- Short exercise
Only lines with the string "Rich" matter here; gather them from the material below.

--- Start Entries ---

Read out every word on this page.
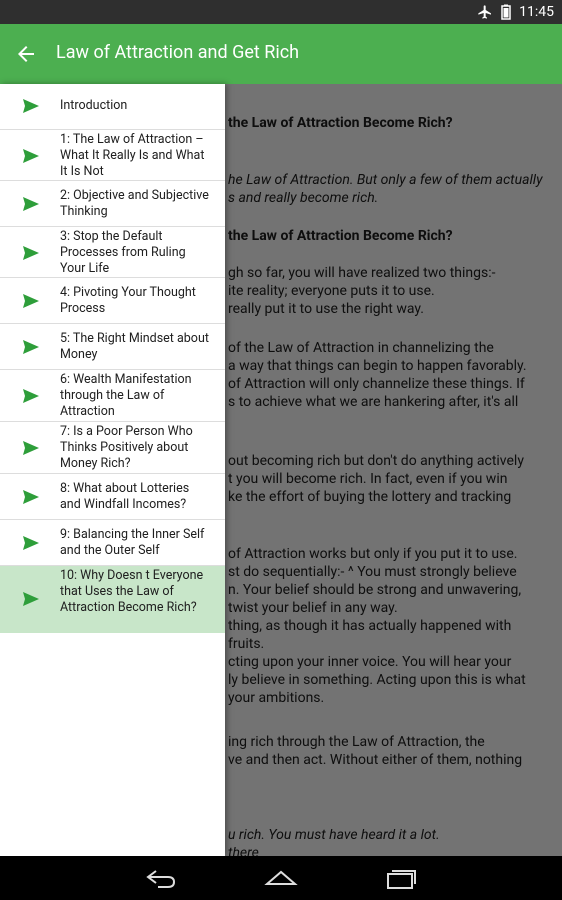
11:45
Law of Attraction and Get Rich

Introduction
1: The Law of Attraction – What It Really Is and What It Is Not
2: Objective and Subjective Thinking
3: Stop the Default Processes from Ruling Your Life
4: Pivoting Your Thought Process
5: The Right Mindset about Money
6: Wealth Manifestation through the Law of Attraction
7: Is a Poor Person Who Thinks Positively about Money Rich?
8: What about Lotteries and Windfall Incomes?
9: Balancing the Inner Self and the Outer Self
10: Why Doesn t Everyone that Uses the Law of Attraction Become Rich?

--- End Entries ---

- Task answer
Law of Attraction and Get Rich
7: Is a Poor Person Who Thinks Positively about Money Rich?
10: Why Doesn t Everyone that Uses the Law of Attraction Become Rich?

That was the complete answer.